**Directions for this task:**
Gather the lines that hold the string "JSON".

------------------------------------------------------------

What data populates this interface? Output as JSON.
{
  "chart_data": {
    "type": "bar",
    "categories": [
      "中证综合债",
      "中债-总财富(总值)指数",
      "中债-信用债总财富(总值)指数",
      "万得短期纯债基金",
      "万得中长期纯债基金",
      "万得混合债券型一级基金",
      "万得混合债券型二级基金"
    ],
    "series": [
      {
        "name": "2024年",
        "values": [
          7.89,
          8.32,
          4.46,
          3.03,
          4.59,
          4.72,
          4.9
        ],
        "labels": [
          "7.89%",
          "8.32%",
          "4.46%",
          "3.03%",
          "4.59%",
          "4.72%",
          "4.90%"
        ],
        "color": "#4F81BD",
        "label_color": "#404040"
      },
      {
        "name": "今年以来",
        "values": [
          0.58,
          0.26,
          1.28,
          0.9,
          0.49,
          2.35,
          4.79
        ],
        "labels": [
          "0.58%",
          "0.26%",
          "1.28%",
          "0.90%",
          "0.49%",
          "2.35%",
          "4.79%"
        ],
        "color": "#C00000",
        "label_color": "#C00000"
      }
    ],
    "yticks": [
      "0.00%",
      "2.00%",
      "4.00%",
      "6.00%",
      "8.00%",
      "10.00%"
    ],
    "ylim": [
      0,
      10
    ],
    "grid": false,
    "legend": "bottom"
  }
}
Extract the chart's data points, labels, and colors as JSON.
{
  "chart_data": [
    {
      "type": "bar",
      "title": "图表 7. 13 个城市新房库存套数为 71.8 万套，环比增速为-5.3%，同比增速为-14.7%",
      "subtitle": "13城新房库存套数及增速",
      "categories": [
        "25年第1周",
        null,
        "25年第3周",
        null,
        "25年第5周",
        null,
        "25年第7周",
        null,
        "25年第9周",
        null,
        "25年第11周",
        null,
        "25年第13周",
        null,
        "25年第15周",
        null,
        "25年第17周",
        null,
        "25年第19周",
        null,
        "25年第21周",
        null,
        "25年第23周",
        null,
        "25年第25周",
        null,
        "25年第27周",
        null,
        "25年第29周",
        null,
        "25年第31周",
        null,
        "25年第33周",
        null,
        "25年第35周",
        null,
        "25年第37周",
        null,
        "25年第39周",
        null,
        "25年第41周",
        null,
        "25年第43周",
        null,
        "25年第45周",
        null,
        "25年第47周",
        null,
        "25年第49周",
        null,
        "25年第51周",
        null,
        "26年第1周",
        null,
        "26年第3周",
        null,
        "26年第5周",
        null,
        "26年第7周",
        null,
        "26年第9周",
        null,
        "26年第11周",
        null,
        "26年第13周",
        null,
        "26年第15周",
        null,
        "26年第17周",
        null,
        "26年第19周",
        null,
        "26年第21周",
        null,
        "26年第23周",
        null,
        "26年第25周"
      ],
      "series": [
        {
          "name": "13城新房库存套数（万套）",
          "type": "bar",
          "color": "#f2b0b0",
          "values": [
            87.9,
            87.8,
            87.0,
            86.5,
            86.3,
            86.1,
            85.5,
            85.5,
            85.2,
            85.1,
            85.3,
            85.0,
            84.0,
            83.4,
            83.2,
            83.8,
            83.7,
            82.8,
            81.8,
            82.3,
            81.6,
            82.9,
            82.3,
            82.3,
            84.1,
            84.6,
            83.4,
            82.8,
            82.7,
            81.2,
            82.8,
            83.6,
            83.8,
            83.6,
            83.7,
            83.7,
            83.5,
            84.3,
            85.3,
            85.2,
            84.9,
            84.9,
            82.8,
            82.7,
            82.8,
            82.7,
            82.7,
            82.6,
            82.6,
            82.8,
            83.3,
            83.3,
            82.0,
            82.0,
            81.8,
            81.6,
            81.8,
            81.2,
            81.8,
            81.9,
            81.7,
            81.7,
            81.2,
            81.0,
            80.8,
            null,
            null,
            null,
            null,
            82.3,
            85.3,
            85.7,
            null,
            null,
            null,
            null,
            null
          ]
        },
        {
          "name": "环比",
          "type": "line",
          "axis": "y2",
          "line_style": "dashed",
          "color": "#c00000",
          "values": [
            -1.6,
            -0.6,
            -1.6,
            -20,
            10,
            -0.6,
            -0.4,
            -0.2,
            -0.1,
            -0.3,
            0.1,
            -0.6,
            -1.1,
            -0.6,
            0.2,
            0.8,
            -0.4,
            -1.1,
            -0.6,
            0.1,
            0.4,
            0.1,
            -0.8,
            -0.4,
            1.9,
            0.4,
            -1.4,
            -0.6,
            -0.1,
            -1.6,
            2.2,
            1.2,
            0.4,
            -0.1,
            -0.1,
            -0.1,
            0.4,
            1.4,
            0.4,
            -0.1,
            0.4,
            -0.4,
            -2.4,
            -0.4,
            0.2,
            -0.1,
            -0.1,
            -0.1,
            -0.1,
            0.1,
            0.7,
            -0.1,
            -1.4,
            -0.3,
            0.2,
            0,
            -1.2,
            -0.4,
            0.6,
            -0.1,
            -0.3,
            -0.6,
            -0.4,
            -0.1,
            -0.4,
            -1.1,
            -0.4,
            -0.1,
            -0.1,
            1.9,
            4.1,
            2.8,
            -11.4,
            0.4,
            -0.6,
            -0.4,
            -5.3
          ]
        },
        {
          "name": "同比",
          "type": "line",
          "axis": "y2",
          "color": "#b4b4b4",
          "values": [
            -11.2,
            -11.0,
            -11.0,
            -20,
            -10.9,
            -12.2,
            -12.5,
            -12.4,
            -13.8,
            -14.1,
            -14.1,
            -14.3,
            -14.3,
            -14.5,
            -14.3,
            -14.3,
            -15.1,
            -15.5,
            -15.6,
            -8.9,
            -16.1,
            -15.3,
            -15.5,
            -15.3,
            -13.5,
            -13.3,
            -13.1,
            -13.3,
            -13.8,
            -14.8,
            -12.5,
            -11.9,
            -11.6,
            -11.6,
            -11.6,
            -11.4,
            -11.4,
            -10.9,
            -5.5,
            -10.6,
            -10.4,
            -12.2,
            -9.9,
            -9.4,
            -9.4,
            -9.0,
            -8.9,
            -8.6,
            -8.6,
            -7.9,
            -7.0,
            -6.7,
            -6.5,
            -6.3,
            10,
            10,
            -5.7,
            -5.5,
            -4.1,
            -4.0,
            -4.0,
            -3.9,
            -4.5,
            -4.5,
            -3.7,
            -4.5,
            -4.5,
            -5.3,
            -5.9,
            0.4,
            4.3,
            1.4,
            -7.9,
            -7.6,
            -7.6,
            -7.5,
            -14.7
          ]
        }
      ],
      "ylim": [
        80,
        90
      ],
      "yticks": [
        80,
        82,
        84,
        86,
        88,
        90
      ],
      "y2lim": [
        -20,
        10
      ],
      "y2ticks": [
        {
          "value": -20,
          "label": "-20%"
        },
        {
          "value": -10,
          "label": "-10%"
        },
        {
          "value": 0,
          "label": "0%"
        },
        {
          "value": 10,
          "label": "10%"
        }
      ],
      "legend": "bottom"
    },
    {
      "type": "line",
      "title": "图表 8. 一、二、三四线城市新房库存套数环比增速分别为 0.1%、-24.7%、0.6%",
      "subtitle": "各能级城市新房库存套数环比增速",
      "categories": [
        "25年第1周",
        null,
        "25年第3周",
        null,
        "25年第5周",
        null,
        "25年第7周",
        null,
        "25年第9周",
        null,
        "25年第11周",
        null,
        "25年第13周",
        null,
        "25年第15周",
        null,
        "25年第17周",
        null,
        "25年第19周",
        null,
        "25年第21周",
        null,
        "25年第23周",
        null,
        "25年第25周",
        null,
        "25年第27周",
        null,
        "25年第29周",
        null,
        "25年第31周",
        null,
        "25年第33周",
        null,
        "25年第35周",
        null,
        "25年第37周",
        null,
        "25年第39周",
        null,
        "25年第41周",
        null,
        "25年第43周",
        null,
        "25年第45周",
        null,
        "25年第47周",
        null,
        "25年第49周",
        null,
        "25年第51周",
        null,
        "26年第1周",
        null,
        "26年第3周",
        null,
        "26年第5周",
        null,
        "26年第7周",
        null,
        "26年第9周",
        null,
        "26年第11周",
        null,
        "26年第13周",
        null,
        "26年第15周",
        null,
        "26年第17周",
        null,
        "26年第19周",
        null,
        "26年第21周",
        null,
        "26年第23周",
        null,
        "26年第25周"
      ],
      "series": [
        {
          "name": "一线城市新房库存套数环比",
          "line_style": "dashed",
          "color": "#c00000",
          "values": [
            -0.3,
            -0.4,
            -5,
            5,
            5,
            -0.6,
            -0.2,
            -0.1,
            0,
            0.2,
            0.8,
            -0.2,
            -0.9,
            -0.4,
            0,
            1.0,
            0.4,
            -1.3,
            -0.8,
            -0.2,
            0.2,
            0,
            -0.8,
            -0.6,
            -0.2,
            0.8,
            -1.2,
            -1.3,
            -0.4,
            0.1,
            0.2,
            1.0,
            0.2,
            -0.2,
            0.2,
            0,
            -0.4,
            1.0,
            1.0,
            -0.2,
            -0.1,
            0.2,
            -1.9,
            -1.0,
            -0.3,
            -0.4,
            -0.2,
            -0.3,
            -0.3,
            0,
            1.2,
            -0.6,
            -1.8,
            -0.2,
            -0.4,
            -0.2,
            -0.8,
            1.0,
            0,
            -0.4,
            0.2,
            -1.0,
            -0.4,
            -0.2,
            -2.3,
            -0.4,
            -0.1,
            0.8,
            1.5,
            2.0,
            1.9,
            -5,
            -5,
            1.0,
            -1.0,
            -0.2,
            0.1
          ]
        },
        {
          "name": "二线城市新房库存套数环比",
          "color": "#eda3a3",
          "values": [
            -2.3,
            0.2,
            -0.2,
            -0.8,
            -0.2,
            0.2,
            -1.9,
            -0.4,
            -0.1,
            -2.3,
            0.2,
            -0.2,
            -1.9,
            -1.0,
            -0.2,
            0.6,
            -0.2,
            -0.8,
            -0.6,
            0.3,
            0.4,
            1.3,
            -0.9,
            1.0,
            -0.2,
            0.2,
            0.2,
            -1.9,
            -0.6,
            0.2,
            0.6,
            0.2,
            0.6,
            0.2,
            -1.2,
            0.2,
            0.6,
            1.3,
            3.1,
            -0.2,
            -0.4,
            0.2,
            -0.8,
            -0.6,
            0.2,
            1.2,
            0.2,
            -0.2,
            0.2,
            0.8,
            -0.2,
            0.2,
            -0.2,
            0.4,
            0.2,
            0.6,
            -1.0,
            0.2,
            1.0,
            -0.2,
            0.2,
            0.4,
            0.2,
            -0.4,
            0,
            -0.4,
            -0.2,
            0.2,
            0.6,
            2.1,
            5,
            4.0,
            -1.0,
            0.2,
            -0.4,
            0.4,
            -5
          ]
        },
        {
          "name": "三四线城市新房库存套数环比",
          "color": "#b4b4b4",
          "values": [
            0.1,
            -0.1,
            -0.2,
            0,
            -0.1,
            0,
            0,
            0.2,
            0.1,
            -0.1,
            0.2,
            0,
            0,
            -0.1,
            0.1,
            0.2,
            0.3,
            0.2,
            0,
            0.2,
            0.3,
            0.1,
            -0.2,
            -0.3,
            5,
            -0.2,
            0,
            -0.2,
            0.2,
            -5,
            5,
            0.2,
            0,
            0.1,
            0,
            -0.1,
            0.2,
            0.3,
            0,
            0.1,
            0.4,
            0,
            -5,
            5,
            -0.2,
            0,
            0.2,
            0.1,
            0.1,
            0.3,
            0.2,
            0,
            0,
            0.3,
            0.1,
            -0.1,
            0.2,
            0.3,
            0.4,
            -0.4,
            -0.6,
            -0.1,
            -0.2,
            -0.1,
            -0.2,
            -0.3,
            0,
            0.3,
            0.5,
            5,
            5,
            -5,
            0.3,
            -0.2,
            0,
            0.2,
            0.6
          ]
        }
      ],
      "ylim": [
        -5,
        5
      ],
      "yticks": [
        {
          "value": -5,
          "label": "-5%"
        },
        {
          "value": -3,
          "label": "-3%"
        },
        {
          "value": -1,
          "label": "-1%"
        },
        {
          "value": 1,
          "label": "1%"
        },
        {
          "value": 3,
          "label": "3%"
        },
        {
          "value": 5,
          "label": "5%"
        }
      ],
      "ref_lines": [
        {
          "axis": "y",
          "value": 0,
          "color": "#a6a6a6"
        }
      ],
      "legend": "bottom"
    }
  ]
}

------------------------------------------------------------

**Problem solution:**
What data populates this interface? Output as JSON.
Extract the chart's data points, labels, and colors as JSON.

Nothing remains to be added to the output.